Entries from a visual dataset:
** Start **
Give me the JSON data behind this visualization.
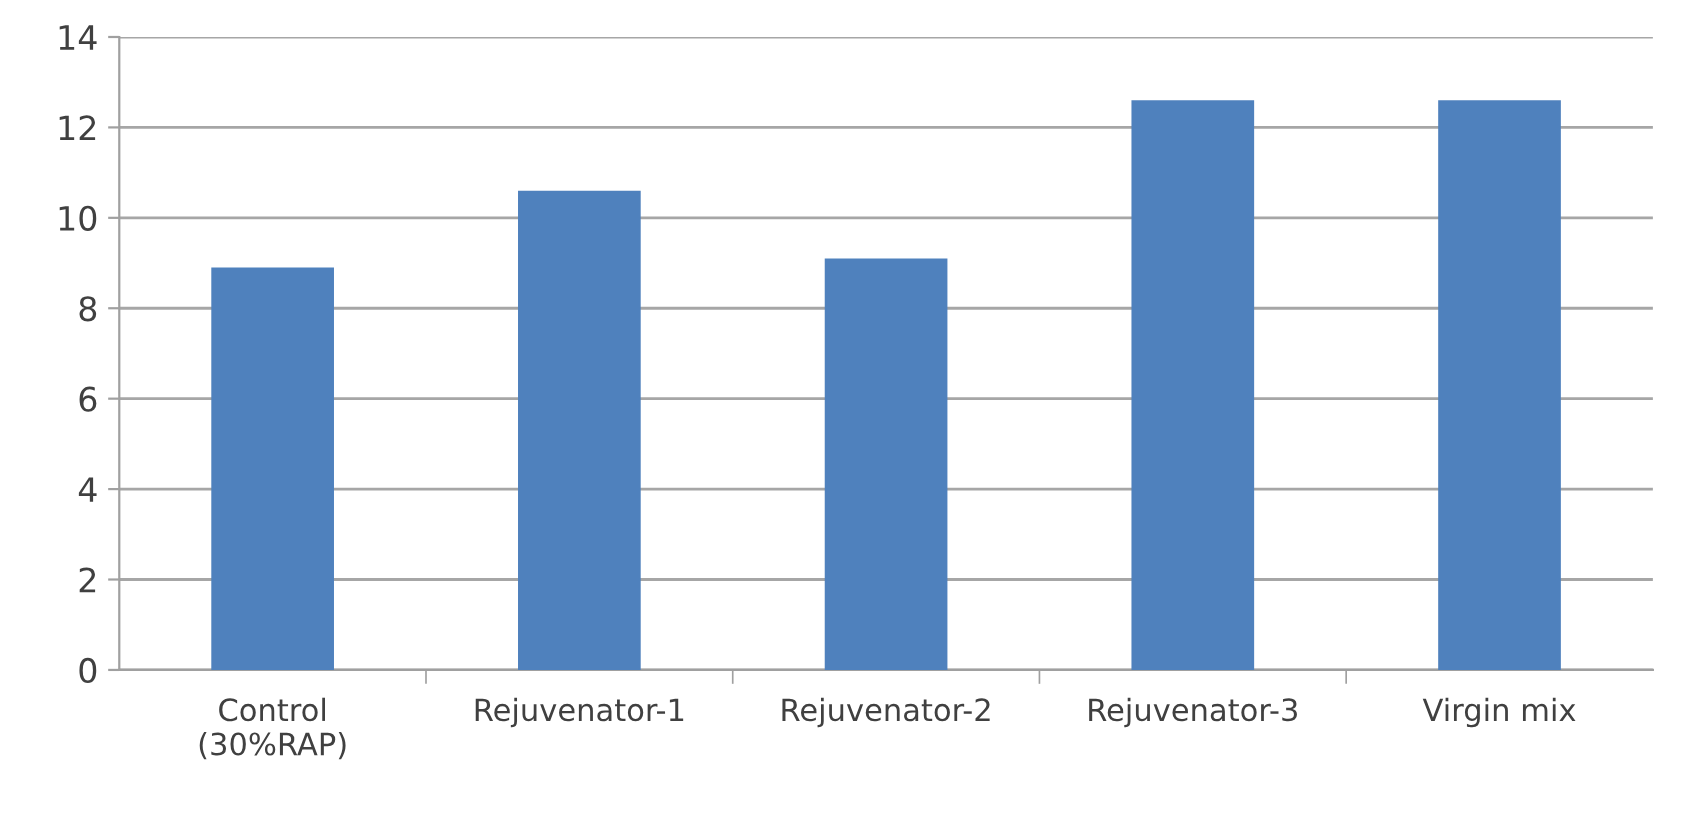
{
  "chart_data": {
    "type": "bar",
    "categories": [
      "Control\n(30%RAP)",
      "Rejuvenator-1",
      "Rejuvenator-2",
      "Rejuvenator-3",
      "Virgin mix"
    ],
    "values": [
      8.9,
      10.6,
      9.1,
      12.6,
      12.6
    ],
    "color": "#4f81bd",
    "ylim": [
      0,
      14
    ],
    "yticks": [
      0,
      2,
      4,
      6,
      8,
      10,
      12,
      14
    ],
    "grid": "y"
  }
}
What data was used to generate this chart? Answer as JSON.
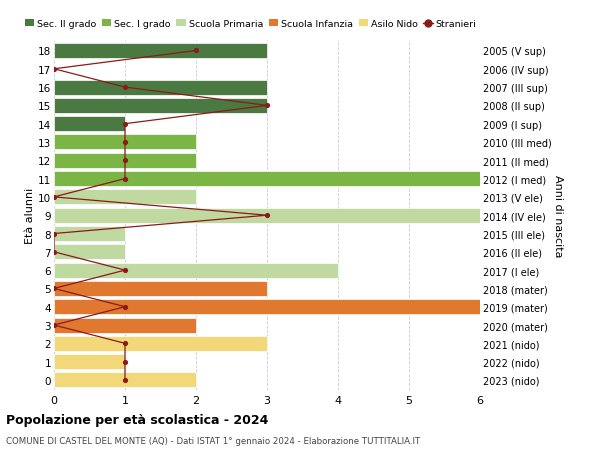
{
  "ages": [
    18,
    17,
    16,
    15,
    14,
    13,
    12,
    11,
    10,
    9,
    8,
    7,
    6,
    5,
    4,
    3,
    2,
    1,
    0
  ],
  "right_labels": [
    "2005 (V sup)",
    "2006 (IV sup)",
    "2007 (III sup)",
    "2008 (II sup)",
    "2009 (I sup)",
    "2010 (III med)",
    "2011 (II med)",
    "2012 (I med)",
    "2013 (V ele)",
    "2014 (IV ele)",
    "2015 (III ele)",
    "2016 (II ele)",
    "2017 (I ele)",
    "2018 (mater)",
    "2019 (mater)",
    "2020 (mater)",
    "2021 (nido)",
    "2022 (nido)",
    "2023 (nido)"
  ],
  "bar_values": [
    3,
    0,
    3,
    3,
    1,
    2,
    2,
    6,
    2,
    6,
    1,
    1,
    4,
    3,
    6,
    2,
    3,
    1,
    2
  ],
  "bar_colors": [
    "#4a7a42",
    "#4a7a42",
    "#4a7a42",
    "#4a7a42",
    "#4a7a42",
    "#7ab545",
    "#7ab545",
    "#7ab545",
    "#c0d9a0",
    "#c0d9a0",
    "#c0d9a0",
    "#c0d9a0",
    "#c0d9a0",
    "#e07830",
    "#e07830",
    "#e07830",
    "#f2d878",
    "#f2d878",
    "#f2d878"
  ],
  "stranieri_values": [
    2,
    0,
    1,
    3,
    1,
    1,
    1,
    1,
    0,
    3,
    0,
    0,
    1,
    0,
    1,
    0,
    1,
    1,
    1
  ],
  "stranieri_color": "#8b1a1a",
  "legend_items": [
    {
      "label": "Sec. II grado",
      "color": "#4a7a42"
    },
    {
      "label": "Sec. I grado",
      "color": "#7ab545"
    },
    {
      "label": "Scuola Primaria",
      "color": "#c0d9a0"
    },
    {
      "label": "Scuola Infanzia",
      "color": "#e07830"
    },
    {
      "label": "Asilo Nido",
      "color": "#f2d878"
    },
    {
      "label": "Stranieri",
      "color": "#8b1a1a"
    }
  ],
  "ylabel_left": "Età alunni",
  "ylabel_right": "Anni di nascita",
  "title": "Popolazione per età scolastica - 2024",
  "subtitle": "COMUNE DI CASTEL DEL MONTE (AQ) - Dati ISTAT 1° gennaio 2024 - Elaborazione TUTTITALIA.IT",
  "xlim": [
    0,
    6
  ],
  "xticks": [
    0,
    1,
    2,
    3,
    4,
    5,
    6
  ],
  "background_color": "#ffffff",
  "grid_color": "#cccccc",
  "bar_height": 0.82
}
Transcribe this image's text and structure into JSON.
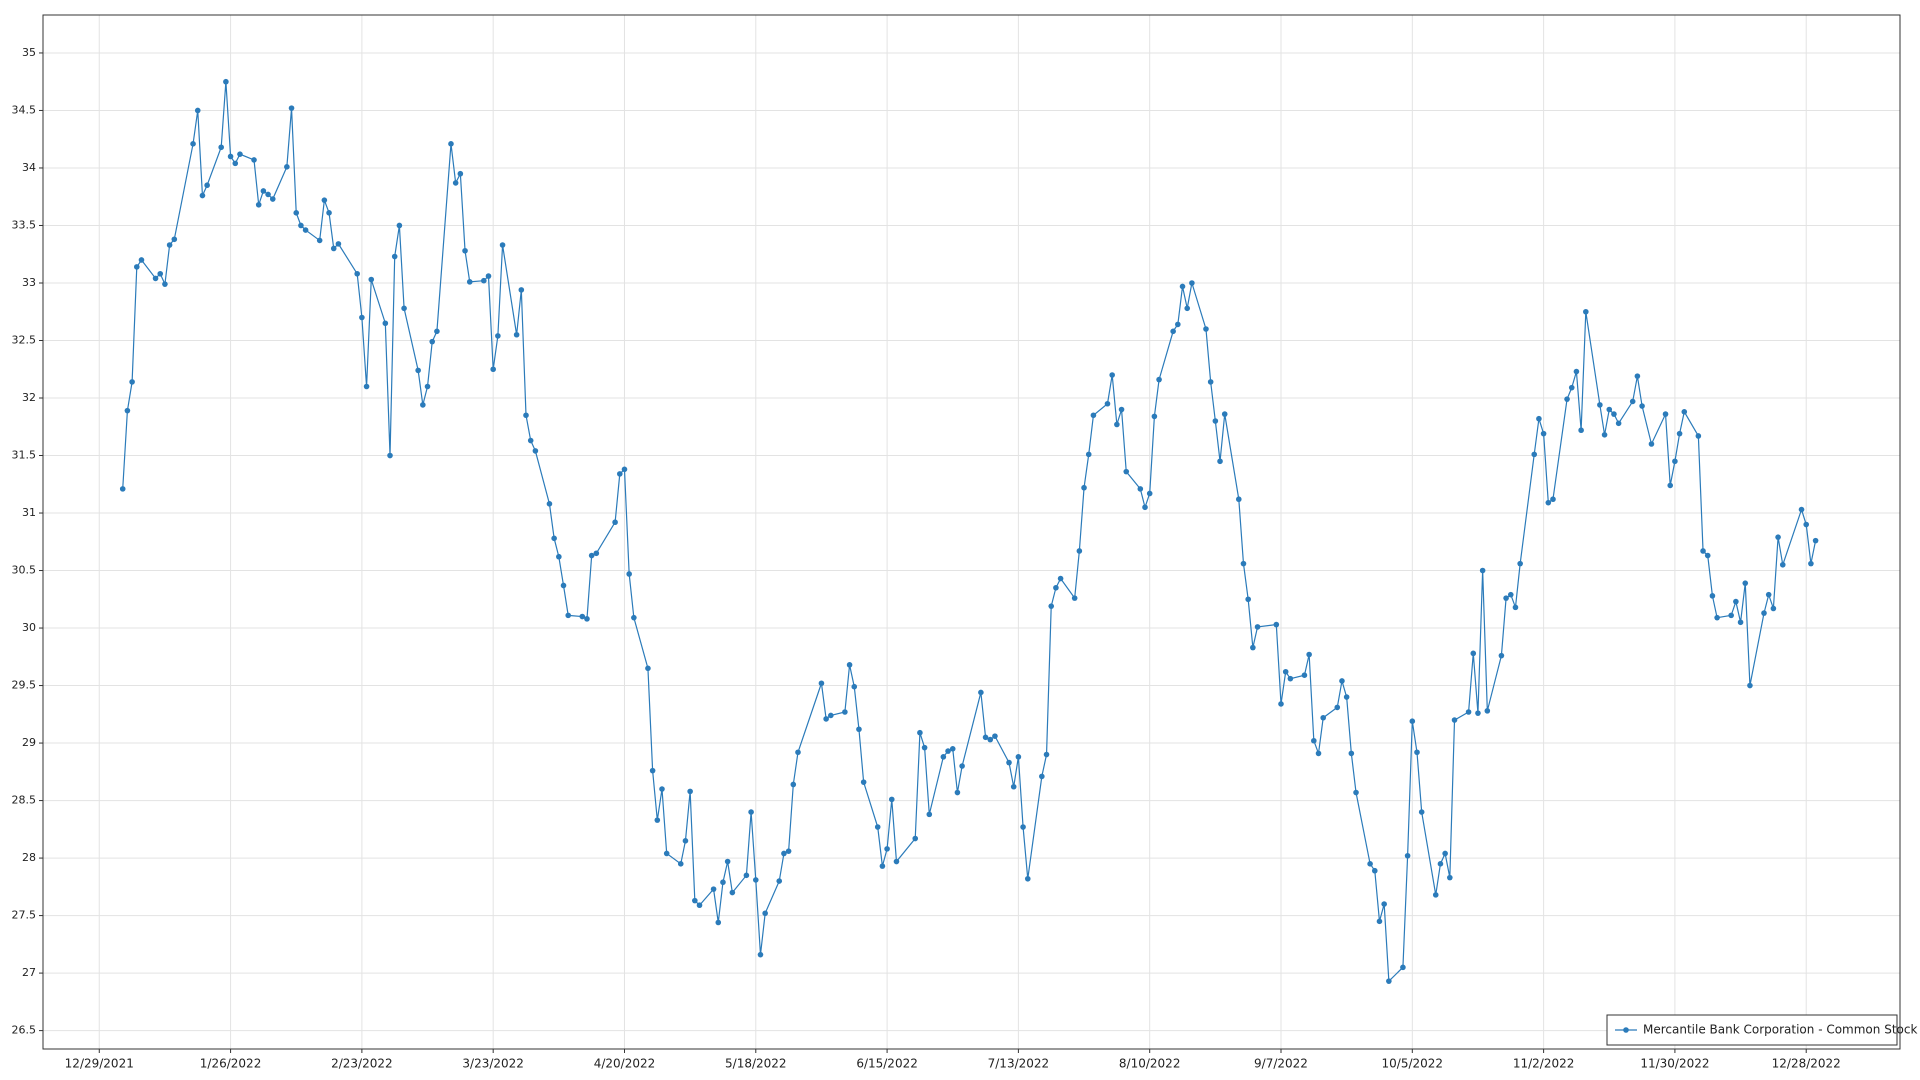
{
  "chart_data": {
    "type": "line",
    "x": [
      "1/3/2022",
      "1/4/2022",
      "1/5/2022",
      "1/6/2022",
      "1/7/2022",
      "1/10/2022",
      "1/11/2022",
      "1/12/2022",
      "1/13/2022",
      "1/14/2022",
      "1/18/2022",
      "1/19/2022",
      "1/20/2022",
      "1/21/2022",
      "1/24/2022",
      "1/25/2022",
      "1/26/2022",
      "1/27/2022",
      "1/28/2022",
      "1/31/2022",
      "2/1/2022",
      "2/2/2022",
      "2/3/2022",
      "2/4/2022",
      "2/7/2022",
      "2/8/2022",
      "2/9/2022",
      "2/10/2022",
      "2/11/2022",
      "2/14/2022",
      "2/15/2022",
      "2/16/2022",
      "2/17/2022",
      "2/18/2022",
      "2/22/2022",
      "2/23/2022",
      "2/24/2022",
      "2/25/2022",
      "2/28/2022",
      "3/1/2022",
      "3/2/2022",
      "3/3/2022",
      "3/4/2022",
      "3/7/2022",
      "3/8/2022",
      "3/9/2022",
      "3/10/2022",
      "3/11/2022",
      "3/14/2022",
      "3/15/2022",
      "3/16/2022",
      "3/17/2022",
      "3/18/2022",
      "3/21/2022",
      "3/22/2022",
      "3/23/2022",
      "3/24/2022",
      "3/25/2022",
      "3/28/2022",
      "3/29/2022",
      "3/30/2022",
      "3/31/2022",
      "4/1/2022",
      "4/4/2022",
      "4/5/2022",
      "4/6/2022",
      "4/7/2022",
      "4/8/2022",
      "4/11/2022",
      "4/12/2022",
      "4/13/2022",
      "4/14/2022",
      "4/18/2022",
      "4/19/2022",
      "4/20/2022",
      "4/21/2022",
      "4/22/2022",
      "4/25/2022",
      "4/26/2022",
      "4/27/2022",
      "4/28/2022",
      "4/29/2022",
      "5/2/2022",
      "5/3/2022",
      "5/4/2022",
      "5/5/2022",
      "5/6/2022",
      "5/9/2022",
      "5/10/2022",
      "5/11/2022",
      "5/12/2022",
      "5/13/2022",
      "5/16/2022",
      "5/17/2022",
      "5/18/2022",
      "5/19/2022",
      "5/20/2022",
      "5/23/2022",
      "5/24/2022",
      "5/25/2022",
      "5/26/2022",
      "5/27/2022",
      "6/1/2022",
      "6/2/2022",
      "6/3/2022",
      "6/6/2022",
      "6/7/2022",
      "6/8/2022",
      "6/9/2022",
      "6/10/2022",
      "6/13/2022",
      "6/14/2022",
      "6/15/2022",
      "6/16/2022",
      "6/17/2022",
      "6/21/2022",
      "6/22/2022",
      "6/23/2022",
      "6/24/2022",
      "6/27/2022",
      "6/28/2022",
      "6/29/2022",
      "6/30/2022",
      "7/1/2022",
      "7/5/2022",
      "7/6/2022",
      "7/7/2022",
      "7/8/2022",
      "7/11/2022",
      "7/12/2022",
      "7/13/2022",
      "7/14/2022",
      "7/15/2022",
      "7/18/2022",
      "7/19/2022",
      "7/20/2022",
      "7/21/2022",
      "7/22/2022",
      "7/25/2022",
      "7/26/2022",
      "7/27/2022",
      "7/28/2022",
      "7/29/2022",
      "8/1/2022",
      "8/2/2022",
      "8/3/2022",
      "8/4/2022",
      "8/5/2022",
      "8/8/2022",
      "8/9/2022",
      "8/10/2022",
      "8/11/2022",
      "8/12/2022",
      "8/15/2022",
      "8/16/2022",
      "8/17/2022",
      "8/18/2022",
      "8/19/2022",
      "8/22/2022",
      "8/23/2022",
      "8/24/2022",
      "8/25/2022",
      "8/26/2022",
      "8/29/2022",
      "8/30/2022",
      "8/31/2022",
      "9/1/2022",
      "9/2/2022",
      "9/6/2022",
      "9/7/2022",
      "9/8/2022",
      "9/9/2022",
      "9/12/2022",
      "9/13/2022",
      "9/14/2022",
      "9/15/2022",
      "9/16/2022",
      "9/19/2022",
      "9/20/2022",
      "9/21/2022",
      "9/22/2022",
      "9/23/2022",
      "9/26/2022",
      "9/27/2022",
      "9/28/2022",
      "9/29/2022",
      "9/30/2022",
      "10/3/2022",
      "10/4/2022",
      "10/5/2022",
      "10/6/2022",
      "10/7/2022",
      "10/10/2022",
      "10/11/2022",
      "10/12/2022",
      "10/13/2022",
      "10/14/2022",
      "10/17/2022",
      "10/18/2022",
      "10/19/2022",
      "10/20/2022",
      "10/21/2022",
      "10/24/2022",
      "10/25/2022",
      "10/26/2022",
      "10/27/2022",
      "10/28/2022",
      "10/31/2022",
      "11/1/2022",
      "11/2/2022",
      "11/3/2022",
      "11/4/2022",
      "11/7/2022",
      "11/8/2022",
      "11/9/2022",
      "11/10/2022",
      "11/11/2022",
      "11/14/2022",
      "11/15/2022",
      "11/16/2022",
      "11/17/2022",
      "11/18/2022",
      "11/21/2022",
      "11/22/2022",
      "11/23/2022",
      "11/25/2022",
      "11/28/2022",
      "11/29/2022",
      "11/30/2022",
      "12/1/2022",
      "12/2/2022",
      "12/5/2022",
      "12/6/2022",
      "12/7/2022",
      "12/8/2022",
      "12/9/2022",
      "12/12/2022",
      "12/13/2022",
      "12/14/2022",
      "12/15/2022",
      "12/16/2022",
      "12/19/2022",
      "12/20/2022",
      "12/21/2022",
      "12/22/2022",
      "12/23/2022",
      "12/27/2022",
      "12/28/2022",
      "12/29/2022",
      "12/30/2022"
    ],
    "series": [
      {
        "name": "Mercantile Bank Corporation - Common Stock",
        "color": "#2b7bba",
        "values": [
          31.21,
          31.89,
          32.14,
          33.14,
          33.2,
          33.04,
          33.08,
          32.99,
          33.33,
          33.38,
          34.21,
          34.5,
          33.76,
          33.85,
          34.18,
          34.75,
          34.1,
          34.04,
          34.12,
          34.07,
          33.68,
          33.8,
          33.77,
          33.73,
          34.01,
          34.52,
          33.61,
          33.5,
          33.46,
          33.37,
          33.72,
          33.61,
          33.3,
          33.34,
          33.08,
          32.7,
          32.1,
          33.03,
          32.65,
          31.5,
          33.23,
          33.5,
          32.78,
          32.24,
          31.94,
          32.1,
          32.49,
          32.58,
          34.21,
          33.87,
          33.95,
          33.28,
          33.01,
          33.02,
          33.06,
          32.25,
          32.54,
          33.33,
          32.55,
          32.94,
          31.85,
          31.63,
          31.54,
          31.08,
          30.78,
          30.62,
          30.37,
          30.11,
          30.1,
          30.08,
          30.63,
          30.65,
          30.92,
          31.34,
          31.38,
          30.47,
          30.09,
          29.65,
          28.76,
          28.33,
          28.6,
          28.04,
          27.95,
          28.15,
          28.58,
          27.63,
          27.59,
          27.73,
          27.44,
          27.79,
          27.97,
          27.7,
          27.85,
          28.4,
          27.81,
          27.16,
          27.52,
          27.8,
          28.04,
          28.06,
          28.64,
          28.92,
          29.52,
          29.21,
          29.24,
          29.27,
          29.68,
          29.49,
          29.12,
          28.66,
          28.27,
          27.93,
          28.08,
          28.51,
          27.97,
          28.17,
          29.09,
          28.96,
          28.38,
          28.88,
          28.93,
          28.95,
          28.57,
          28.8,
          29.44,
          29.05,
          29.03,
          29.06,
          28.83,
          28.62,
          28.88,
          28.27,
          27.82,
          28.71,
          28.9,
          30.19,
          30.35,
          30.43,
          30.26,
          30.67,
          31.22,
          31.51,
          31.85,
          31.95,
          32.2,
          31.77,
          31.9,
          31.36,
          31.21,
          31.05,
          31.17,
          31.84,
          32.16,
          32.58,
          32.64,
          32.97,
          32.78,
          33.0,
          32.6,
          32.14,
          31.8,
          31.45,
          31.86,
          31.12,
          30.56,
          30.25,
          29.83,
          30.01,
          30.03,
          29.34,
          29.62,
          29.56,
          29.59,
          29.77,
          29.02,
          28.91,
          29.22,
          29.31,
          29.54,
          29.4,
          28.91,
          28.57,
          27.95,
          27.89,
          27.45,
          27.6,
          26.93,
          27.05,
          28.02,
          29.19,
          28.92,
          28.4,
          27.68,
          27.95,
          28.04,
          27.83,
          29.2,
          29.27,
          29.78,
          29.26,
          30.5,
          29.28,
          29.76,
          30.26,
          30.29,
          30.18,
          30.56,
          31.51,
          31.82,
          31.69,
          31.09,
          31.12,
          31.99,
          32.09,
          32.23,
          31.72,
          32.75,
          31.94,
          31.68,
          31.9,
          31.86,
          31.78,
          31.97,
          32.19,
          31.93,
          31.6,
          31.86,
          31.24,
          31.45,
          31.69,
          31.88,
          31.67,
          30.67,
          30.63,
          30.28,
          30.09,
          30.11,
          30.23,
          30.05,
          30.39,
          29.5,
          30.13,
          30.29,
          30.17,
          30.79,
          30.55,
          31.03,
          30.9,
          30.56,
          30.76
        ]
      }
    ],
    "xlim": [
      "12/17/2021",
      "1/17/2023"
    ],
    "xticks": [
      "12/29/2021",
      "1/26/2022",
      "2/23/2022",
      "3/23/2022",
      "4/20/2022",
      "5/18/2022",
      "6/15/2022",
      "7/13/2022",
      "8/10/2022",
      "9/7/2022",
      "10/5/2022",
      "11/2/2022",
      "11/30/2022",
      "12/28/2022"
    ],
    "ylim": [
      26.34,
      35.33
    ],
    "yticks": [
      26.5,
      27,
      27.5,
      28,
      28.5,
      29,
      29.5,
      30,
      30.5,
      31,
      31.5,
      32,
      32.5,
      33,
      33.5,
      34,
      34.5,
      35
    ],
    "grid": true,
    "legend": "lower right"
  }
}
** End **
Scan the records for the string "Rejuvenator". Copy each line in which it appears.

      "Rejuvenator-1",
      "Rejuvenator-2",
      "Rejuvenator-3",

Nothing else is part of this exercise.